Alıntılanan metin:
= = =
Kedi Sahiplenmeden Önce Dikkat Edilmesi Gerekenler | Sağlıklı ve Mutlu Bir Kedi Nasıl Anlaşılır?

Selam kediseverler!

Bugün size kedi sahiplenmeden önce dikkat etmeniz gereken noktalardan, bazı ipuçlarından, yapmanız gereken hazırlıklar ve olası masraflarınızdan bahsetmek istiyorum.  Bu konuyla ilgili YouTube kanalımda da bir video paylaştım. Yazılanları ağzımdan dinlemek isterseniz orayı da ziyaret edebilirsiniz :)



Tabi ki de kedi beslemek atla deve değil; belki de beslemesi en kolay hayvanlardan bir tanesi. Fakat tabi ki bu yolculuğa çıkmadan önce dikkat etmeniz gereken bazı noktalar var.
= = =
[Kaynak satırlar]

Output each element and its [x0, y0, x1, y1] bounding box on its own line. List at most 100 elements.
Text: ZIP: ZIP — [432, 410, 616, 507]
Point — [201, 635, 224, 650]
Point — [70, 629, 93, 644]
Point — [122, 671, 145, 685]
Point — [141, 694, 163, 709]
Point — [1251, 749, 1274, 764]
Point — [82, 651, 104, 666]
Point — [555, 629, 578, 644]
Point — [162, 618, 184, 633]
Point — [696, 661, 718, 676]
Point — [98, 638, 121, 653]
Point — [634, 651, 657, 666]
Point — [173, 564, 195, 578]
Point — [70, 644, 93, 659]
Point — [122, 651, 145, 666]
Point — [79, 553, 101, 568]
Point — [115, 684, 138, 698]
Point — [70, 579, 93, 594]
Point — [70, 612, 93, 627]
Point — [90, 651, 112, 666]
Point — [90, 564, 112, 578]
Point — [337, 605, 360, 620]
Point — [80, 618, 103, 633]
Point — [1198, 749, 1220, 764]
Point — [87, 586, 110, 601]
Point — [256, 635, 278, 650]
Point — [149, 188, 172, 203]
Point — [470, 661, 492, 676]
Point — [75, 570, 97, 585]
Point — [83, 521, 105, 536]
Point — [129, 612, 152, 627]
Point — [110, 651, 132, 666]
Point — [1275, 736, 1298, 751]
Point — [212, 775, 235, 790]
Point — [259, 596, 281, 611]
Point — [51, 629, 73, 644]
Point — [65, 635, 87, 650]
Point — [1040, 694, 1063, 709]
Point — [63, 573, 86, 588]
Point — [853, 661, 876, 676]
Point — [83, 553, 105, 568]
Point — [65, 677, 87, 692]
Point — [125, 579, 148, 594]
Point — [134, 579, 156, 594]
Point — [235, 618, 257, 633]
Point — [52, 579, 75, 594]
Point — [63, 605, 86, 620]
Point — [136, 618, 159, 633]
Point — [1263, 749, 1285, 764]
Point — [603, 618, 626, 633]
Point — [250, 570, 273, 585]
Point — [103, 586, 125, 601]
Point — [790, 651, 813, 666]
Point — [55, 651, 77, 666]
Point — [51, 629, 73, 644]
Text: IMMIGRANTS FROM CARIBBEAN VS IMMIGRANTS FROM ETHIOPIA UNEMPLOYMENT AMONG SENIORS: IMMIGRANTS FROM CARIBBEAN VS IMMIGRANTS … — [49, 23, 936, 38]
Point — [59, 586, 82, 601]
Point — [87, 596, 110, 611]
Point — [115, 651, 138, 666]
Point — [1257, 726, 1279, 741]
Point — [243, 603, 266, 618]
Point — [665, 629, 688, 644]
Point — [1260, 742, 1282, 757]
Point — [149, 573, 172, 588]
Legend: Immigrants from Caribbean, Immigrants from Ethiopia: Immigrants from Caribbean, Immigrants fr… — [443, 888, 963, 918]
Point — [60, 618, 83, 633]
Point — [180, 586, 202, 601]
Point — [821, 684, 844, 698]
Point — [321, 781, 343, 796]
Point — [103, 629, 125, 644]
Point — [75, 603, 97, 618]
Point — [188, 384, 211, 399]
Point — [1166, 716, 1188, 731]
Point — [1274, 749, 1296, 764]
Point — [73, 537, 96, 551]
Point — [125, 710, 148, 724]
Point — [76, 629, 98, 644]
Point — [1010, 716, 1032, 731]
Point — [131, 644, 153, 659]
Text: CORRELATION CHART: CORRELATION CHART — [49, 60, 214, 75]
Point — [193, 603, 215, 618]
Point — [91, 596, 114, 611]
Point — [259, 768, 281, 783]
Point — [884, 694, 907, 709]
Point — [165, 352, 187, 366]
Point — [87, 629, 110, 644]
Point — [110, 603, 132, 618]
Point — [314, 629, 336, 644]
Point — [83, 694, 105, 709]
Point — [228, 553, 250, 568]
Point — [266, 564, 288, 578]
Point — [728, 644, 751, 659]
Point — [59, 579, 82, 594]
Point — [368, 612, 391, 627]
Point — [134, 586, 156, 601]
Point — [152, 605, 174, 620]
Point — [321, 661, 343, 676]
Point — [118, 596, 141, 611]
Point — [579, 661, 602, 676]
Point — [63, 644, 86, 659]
= = =
Kedi sahiplenmeyle ilgili metinden "Selam kediseverler!" ile "bazı noktalar var." arasındaki bölümü, bu iki ifade de dahil olmak üzere, hiç değiştirmeden çıkarın.

Alıştırma çıktısı:
Selam kediseverler!

Bugün size kedi sahiplenmeden önce dikkat etmeniz gereken noktalardan, bazı ipuçlarından, yapmanız gereken hazırlıklar ve olası masraflarınızdan bahsetmek istiyorum.  Bu konuyla ilgili YouTube kanalımda da bir video paylaştım. Yazılanları ağzımdan dinlemek isterseniz orayı da ziyaret edebilirsiniz :)



Tabi ki de kedi beslemek atla deve değil; belki de beslemesi en kolay hayvanlardan bir tanesi. Fakat tabi ki bu yolculuğa çıkmadan önce dikkat etmeniz gereken bazı noktalar var.